▶ [AIM]: Find the string "Christus" and gather every line that holds it.

--- begin GIVEN RECORDS ---

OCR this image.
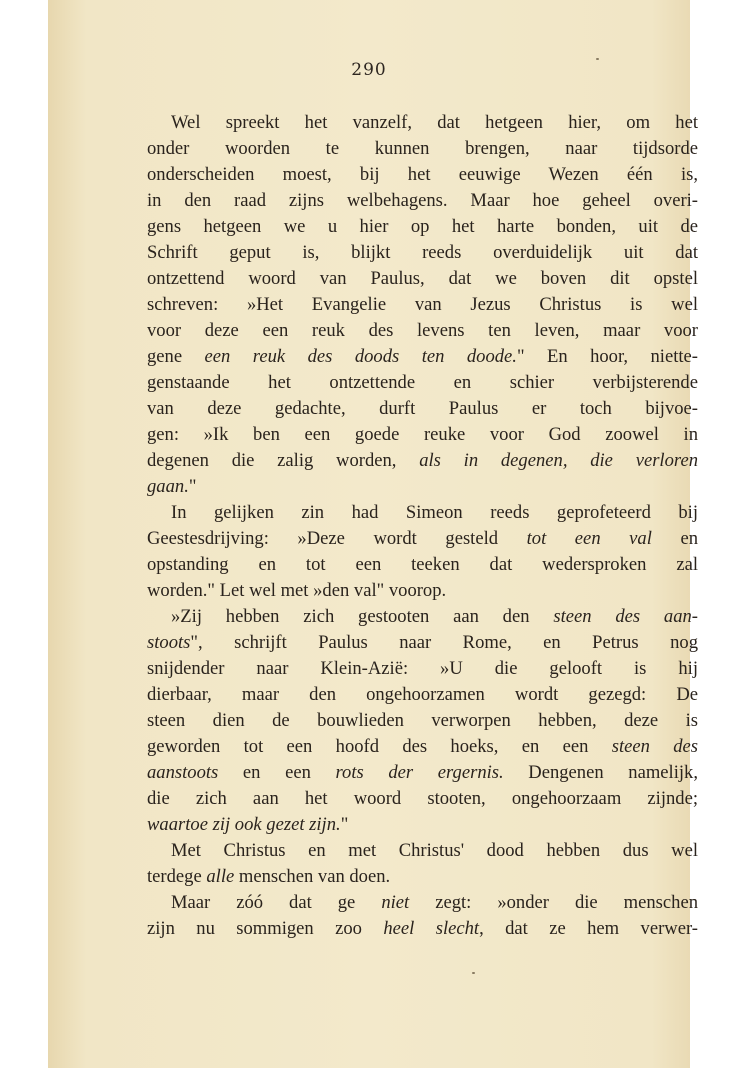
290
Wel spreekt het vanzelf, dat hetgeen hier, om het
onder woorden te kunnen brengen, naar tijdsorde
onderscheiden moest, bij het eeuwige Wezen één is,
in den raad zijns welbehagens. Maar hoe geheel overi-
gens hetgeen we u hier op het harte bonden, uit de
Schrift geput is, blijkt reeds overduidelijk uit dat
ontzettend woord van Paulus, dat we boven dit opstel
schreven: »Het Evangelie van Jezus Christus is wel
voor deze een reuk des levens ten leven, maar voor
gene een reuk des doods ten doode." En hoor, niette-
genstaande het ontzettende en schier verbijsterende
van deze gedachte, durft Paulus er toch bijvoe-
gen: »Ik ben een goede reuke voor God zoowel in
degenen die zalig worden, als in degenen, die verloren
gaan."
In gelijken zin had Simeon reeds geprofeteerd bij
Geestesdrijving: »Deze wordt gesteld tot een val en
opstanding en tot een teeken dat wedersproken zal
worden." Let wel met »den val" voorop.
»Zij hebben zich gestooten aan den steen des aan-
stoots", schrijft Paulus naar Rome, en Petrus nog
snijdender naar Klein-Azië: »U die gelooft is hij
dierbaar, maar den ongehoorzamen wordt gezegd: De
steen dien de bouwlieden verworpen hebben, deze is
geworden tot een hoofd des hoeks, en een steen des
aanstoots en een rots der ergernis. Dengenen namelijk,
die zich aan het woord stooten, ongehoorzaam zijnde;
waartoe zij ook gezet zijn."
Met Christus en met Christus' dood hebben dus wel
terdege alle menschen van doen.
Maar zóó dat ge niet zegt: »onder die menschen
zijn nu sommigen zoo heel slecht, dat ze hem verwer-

--- end GIVEN RECORDS ---
--- begin GIVEN RECORDS ---

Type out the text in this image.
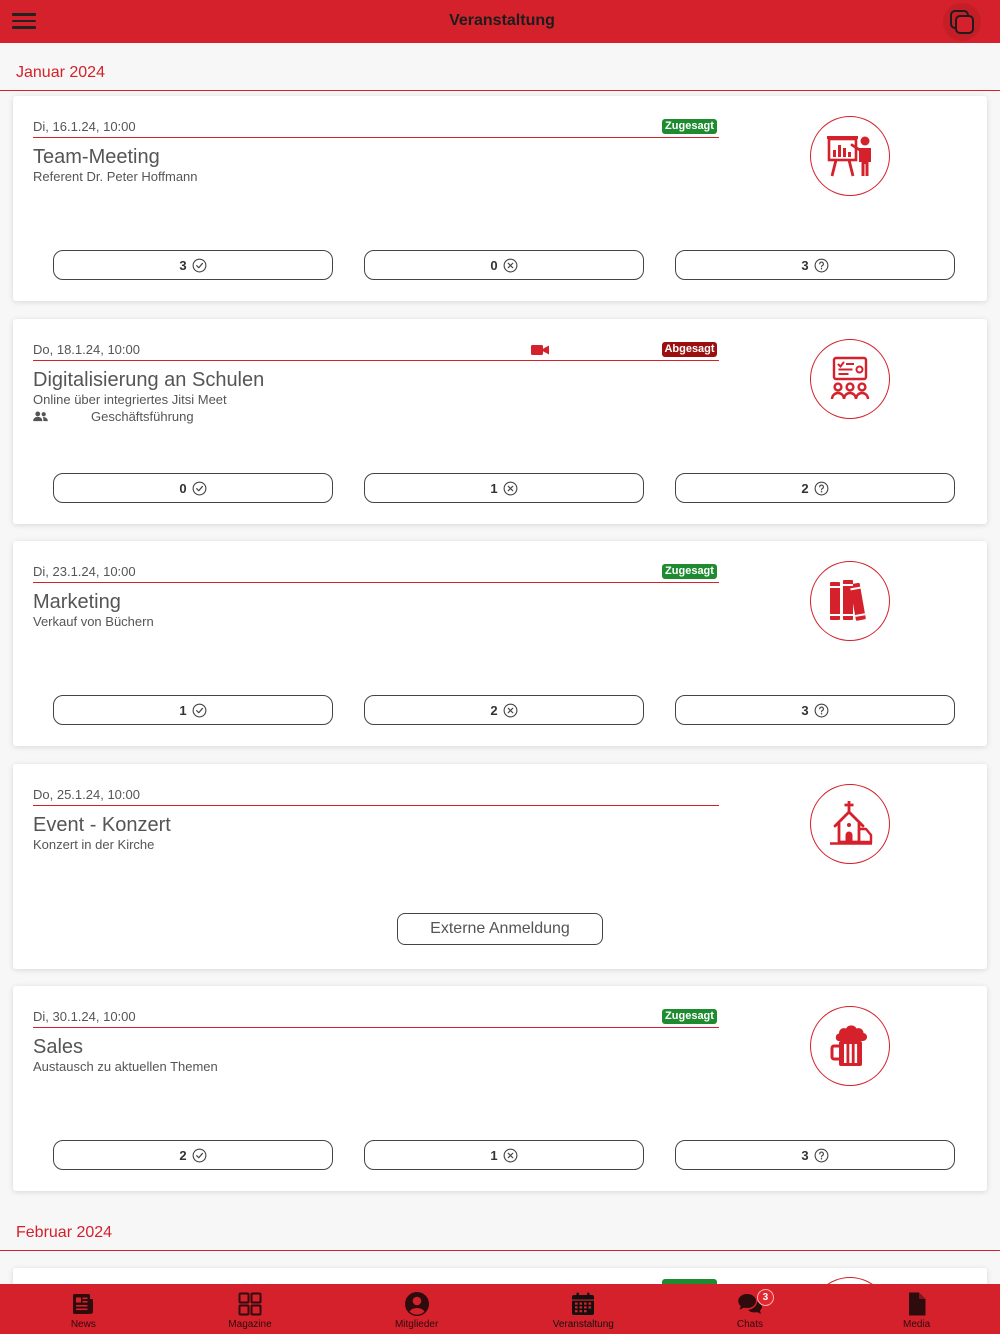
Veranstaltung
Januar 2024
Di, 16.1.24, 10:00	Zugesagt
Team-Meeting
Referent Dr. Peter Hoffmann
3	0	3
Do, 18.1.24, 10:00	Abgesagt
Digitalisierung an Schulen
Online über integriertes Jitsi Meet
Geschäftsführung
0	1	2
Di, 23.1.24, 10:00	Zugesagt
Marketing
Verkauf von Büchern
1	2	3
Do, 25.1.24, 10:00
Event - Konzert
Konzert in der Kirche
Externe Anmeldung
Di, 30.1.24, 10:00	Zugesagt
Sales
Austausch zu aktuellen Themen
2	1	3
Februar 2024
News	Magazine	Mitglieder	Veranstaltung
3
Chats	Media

--- end GIVEN RECORDS ---

▶ [RESPONSE]:
schreven: »Het Evangelie van Jezus Christus is wel
Met Christus en met Christus' dood hebben dus wel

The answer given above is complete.